*WORK TO DO*. Gather every line holding the string "name".

*INPUT ROWS*.
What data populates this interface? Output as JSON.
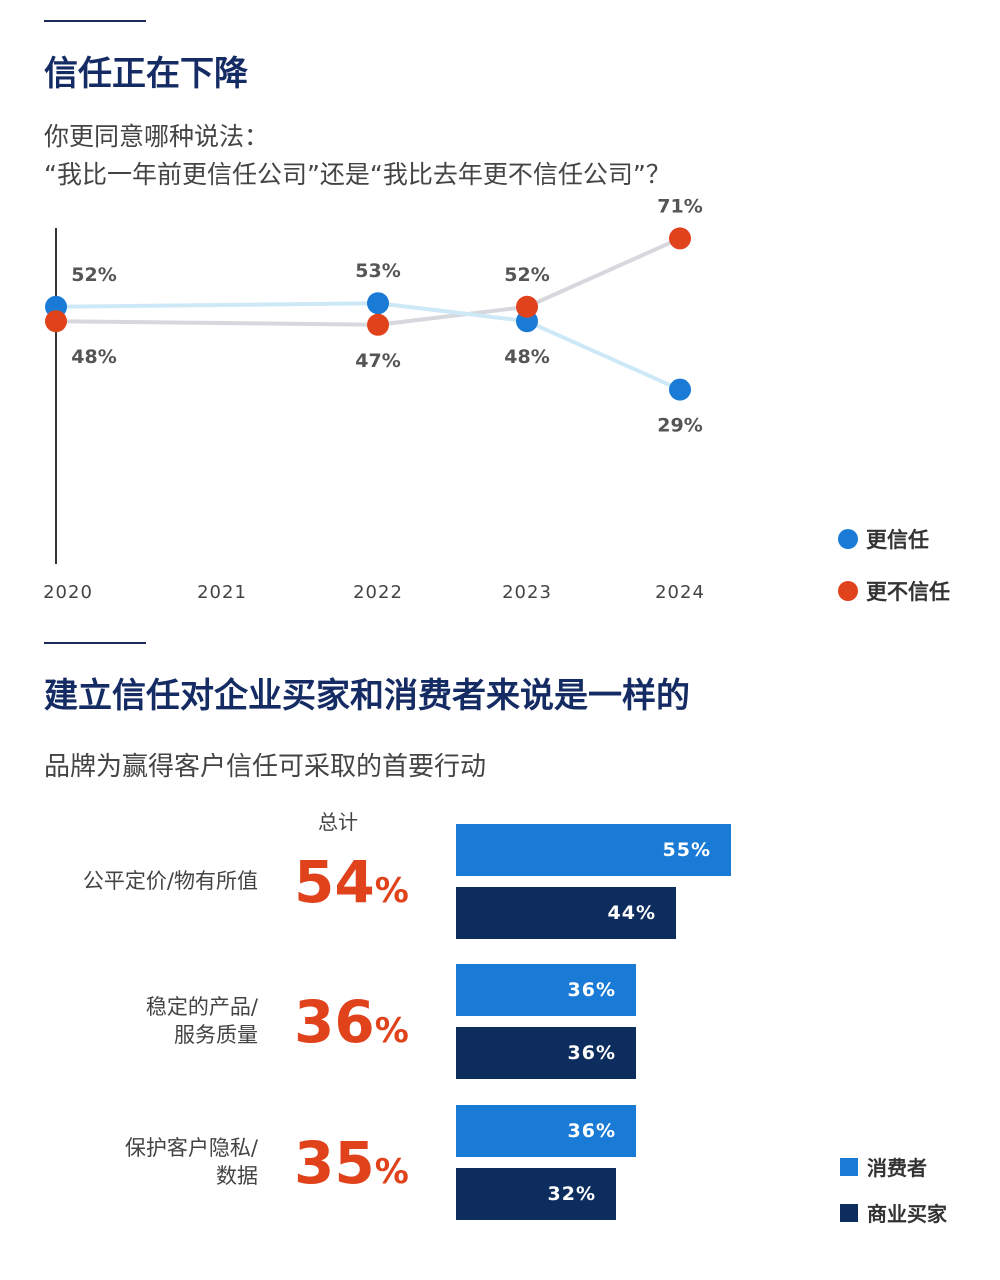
{
  "section1": {
    "title": "信任正在下降",
    "question_line1": "你更同意哪种说法：",
    "question_line2": "“我比一年前更信任公司”还是“我比去年更不信任公司”？"
  },
  "chart_data": [
    {
      "type": "line",
      "x": [
        "2020",
        "2021",
        "2022",
        "2023",
        "2024"
      ],
      "series": [
        {
          "name": "更信任",
          "color": "#1a7bd6",
          "values": [
            52,
            null,
            53,
            48,
            29
          ],
          "labels": [
            "52%",
            null,
            "53%",
            "48%",
            "29%"
          ]
        },
        {
          "name": "更不信任",
          "color": "#e0421b",
          "values": [
            48,
            null,
            47,
            52,
            71
          ],
          "labels": [
            "48%",
            null,
            "47%",
            "52%",
            "71%"
          ]
        }
      ],
      "grid": false,
      "legend": "right"
    },
    {
      "type": "bar",
      "title": "建立信任对企业买家和消费者来说是一样的",
      "subtitle": "品牌为赢得客户信任可采取的首要行动",
      "total_header": "总计",
      "categories": [
        {
          "lines": [
            "公平定价/物有所值"
          ],
          "total": "54",
          "total_unit": "%"
        },
        {
          "lines": [
            "稳定的产品/",
            "服务质量"
          ],
          "total": "36",
          "total_unit": "%"
        },
        {
          "lines": [
            "保护客户隐私/",
            "数据"
          ],
          "total": "35",
          "total_unit": "%"
        }
      ],
      "series": [
        {
          "name": "消费者",
          "color": "#1a7bd6",
          "values": [
            55,
            36,
            36
          ],
          "labels": [
            "55%",
            "36%",
            "36%"
          ]
        },
        {
          "name": "商业买家",
          "color": "#0d2d5e",
          "values": [
            44,
            36,
            32
          ],
          "labels": [
            "44%",
            "36%",
            "32%"
          ]
        }
      ],
      "legend": "bottom-right"
    }
  ],
  "colors": {
    "heading": "#152b63",
    "accent": "#e0421b",
    "consumer": "#1a7bd6",
    "business": "#0d2d5e"
  }
}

*ANSWER IN FULL*.
          "name": "更信任",
          "name": "更不信任",
          "name": "消费者",
          "name": "商业买家",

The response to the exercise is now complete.